● Task statement: Copy every line from the records below that holds the word "this".

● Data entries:
---------------

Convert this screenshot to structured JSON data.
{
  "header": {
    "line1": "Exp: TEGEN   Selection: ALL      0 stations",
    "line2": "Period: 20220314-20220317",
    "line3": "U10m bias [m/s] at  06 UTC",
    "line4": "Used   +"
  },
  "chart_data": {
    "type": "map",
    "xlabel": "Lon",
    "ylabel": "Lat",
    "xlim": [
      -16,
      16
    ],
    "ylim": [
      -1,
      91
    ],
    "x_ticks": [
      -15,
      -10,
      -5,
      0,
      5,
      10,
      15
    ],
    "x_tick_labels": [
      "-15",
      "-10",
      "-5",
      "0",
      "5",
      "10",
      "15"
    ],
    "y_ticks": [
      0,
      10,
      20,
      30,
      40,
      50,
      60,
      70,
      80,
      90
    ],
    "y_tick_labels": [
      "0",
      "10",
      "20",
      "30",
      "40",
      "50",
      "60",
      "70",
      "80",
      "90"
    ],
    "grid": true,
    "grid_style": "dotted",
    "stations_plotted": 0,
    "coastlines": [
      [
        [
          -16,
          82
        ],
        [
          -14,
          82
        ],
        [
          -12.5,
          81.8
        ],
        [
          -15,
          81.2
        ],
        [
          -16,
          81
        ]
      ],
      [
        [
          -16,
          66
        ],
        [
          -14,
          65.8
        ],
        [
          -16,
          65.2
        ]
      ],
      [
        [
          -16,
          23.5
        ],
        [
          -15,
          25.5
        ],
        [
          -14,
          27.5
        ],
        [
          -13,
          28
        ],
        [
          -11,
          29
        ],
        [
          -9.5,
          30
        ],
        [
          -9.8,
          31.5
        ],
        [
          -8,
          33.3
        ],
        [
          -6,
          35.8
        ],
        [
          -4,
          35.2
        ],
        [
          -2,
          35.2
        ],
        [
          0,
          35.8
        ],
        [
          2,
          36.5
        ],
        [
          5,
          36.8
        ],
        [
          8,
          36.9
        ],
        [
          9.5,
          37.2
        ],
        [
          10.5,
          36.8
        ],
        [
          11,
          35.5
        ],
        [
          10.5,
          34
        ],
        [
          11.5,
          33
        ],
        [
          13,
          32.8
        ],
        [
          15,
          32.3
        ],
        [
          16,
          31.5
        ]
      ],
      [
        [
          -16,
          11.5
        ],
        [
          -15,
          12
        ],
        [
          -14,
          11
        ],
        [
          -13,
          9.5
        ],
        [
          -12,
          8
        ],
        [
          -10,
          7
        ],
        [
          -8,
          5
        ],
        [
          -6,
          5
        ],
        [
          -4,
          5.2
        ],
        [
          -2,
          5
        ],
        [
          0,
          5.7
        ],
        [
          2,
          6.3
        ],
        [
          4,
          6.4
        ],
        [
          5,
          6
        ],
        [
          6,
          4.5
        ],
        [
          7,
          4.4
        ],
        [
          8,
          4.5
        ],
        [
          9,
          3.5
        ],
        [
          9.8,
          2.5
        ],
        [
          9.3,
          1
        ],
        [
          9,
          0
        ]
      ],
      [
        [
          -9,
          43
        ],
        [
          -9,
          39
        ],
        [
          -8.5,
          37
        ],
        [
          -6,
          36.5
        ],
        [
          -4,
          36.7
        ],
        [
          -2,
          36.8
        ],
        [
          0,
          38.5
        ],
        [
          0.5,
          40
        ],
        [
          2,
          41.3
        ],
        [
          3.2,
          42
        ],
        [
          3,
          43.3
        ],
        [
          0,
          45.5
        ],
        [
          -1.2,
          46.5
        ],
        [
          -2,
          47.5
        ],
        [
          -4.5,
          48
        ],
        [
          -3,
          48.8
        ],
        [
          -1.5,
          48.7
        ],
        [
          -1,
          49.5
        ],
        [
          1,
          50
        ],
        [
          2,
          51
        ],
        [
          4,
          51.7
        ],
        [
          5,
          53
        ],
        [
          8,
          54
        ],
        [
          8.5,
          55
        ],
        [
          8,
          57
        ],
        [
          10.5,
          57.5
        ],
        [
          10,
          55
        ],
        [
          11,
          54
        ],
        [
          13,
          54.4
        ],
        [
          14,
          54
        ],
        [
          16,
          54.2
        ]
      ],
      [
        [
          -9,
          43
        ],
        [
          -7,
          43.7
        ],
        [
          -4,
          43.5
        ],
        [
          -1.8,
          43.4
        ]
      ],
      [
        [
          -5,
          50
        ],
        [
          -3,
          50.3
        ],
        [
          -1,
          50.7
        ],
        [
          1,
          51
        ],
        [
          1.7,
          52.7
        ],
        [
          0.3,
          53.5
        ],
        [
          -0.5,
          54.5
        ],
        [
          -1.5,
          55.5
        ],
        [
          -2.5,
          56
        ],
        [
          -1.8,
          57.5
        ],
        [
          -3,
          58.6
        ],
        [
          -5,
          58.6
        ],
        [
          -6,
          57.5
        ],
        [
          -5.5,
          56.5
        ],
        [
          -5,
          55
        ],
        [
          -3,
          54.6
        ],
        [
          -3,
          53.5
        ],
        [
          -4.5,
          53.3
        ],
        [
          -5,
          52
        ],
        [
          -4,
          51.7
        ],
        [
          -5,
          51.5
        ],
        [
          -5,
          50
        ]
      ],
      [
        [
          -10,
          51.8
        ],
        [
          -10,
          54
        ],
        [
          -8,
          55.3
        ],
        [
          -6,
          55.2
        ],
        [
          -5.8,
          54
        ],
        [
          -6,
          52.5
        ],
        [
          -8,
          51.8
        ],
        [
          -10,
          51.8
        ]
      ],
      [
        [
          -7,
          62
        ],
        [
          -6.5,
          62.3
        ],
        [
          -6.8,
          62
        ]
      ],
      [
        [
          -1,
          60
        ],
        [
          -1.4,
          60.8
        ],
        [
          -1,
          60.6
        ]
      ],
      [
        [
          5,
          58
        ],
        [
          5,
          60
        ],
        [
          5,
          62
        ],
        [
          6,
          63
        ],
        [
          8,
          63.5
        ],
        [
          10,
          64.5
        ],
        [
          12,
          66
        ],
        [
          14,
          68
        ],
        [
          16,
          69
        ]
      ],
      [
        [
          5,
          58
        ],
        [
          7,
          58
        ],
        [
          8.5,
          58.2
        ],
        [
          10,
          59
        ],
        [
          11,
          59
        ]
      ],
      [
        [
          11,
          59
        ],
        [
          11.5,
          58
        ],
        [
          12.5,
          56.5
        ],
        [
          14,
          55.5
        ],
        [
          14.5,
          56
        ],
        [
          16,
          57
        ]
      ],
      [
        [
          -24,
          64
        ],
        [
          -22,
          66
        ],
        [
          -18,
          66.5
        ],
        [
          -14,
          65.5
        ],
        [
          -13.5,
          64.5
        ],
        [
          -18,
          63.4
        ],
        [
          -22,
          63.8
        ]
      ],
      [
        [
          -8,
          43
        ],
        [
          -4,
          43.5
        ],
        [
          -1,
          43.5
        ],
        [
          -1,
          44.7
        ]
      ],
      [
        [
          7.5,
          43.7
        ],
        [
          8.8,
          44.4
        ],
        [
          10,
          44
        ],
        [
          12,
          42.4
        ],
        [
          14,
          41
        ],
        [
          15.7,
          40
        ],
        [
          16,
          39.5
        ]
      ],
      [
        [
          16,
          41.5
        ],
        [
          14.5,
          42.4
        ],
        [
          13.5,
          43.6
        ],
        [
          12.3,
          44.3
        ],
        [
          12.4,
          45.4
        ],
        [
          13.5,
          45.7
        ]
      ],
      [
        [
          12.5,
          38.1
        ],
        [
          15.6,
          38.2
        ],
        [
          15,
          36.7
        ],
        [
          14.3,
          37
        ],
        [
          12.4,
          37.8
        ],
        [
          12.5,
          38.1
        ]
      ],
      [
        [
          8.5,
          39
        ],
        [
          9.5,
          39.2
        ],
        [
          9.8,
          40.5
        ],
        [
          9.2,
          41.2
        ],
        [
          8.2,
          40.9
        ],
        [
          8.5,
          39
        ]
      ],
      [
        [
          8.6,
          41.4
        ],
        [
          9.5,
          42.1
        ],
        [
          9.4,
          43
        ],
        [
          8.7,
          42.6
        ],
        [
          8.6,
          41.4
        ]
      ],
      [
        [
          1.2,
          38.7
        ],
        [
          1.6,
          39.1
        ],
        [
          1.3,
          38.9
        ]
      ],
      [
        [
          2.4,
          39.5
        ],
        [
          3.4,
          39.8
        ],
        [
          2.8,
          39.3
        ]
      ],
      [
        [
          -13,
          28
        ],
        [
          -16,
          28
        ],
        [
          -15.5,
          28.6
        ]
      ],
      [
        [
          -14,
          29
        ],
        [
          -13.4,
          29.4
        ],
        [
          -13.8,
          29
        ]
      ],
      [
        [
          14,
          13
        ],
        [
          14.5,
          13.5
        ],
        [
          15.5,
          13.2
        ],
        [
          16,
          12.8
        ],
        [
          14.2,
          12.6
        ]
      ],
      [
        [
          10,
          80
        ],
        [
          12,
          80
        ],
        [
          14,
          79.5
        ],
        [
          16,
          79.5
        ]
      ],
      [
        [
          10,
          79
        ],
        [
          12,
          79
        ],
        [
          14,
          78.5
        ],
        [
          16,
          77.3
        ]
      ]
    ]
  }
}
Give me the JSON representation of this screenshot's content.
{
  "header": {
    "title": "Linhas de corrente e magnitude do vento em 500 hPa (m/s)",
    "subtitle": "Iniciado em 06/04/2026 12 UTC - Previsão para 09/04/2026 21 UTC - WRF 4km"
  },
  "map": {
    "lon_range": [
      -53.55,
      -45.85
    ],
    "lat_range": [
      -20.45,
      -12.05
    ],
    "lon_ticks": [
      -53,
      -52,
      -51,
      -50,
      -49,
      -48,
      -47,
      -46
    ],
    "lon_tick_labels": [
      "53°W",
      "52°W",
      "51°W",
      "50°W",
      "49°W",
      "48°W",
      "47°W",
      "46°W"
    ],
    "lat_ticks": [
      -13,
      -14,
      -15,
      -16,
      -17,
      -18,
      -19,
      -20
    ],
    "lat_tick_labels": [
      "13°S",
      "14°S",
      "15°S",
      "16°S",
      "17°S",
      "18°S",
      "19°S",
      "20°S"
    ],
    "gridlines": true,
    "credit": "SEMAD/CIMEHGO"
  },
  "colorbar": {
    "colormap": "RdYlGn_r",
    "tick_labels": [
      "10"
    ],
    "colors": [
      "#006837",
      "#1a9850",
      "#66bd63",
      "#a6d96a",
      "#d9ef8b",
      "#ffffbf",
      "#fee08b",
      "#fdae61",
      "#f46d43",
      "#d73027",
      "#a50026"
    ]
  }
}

---------------

● Right answer:
Convert this screenshot to structured JSON data.
Give me the JSON representation of this screenshot's content.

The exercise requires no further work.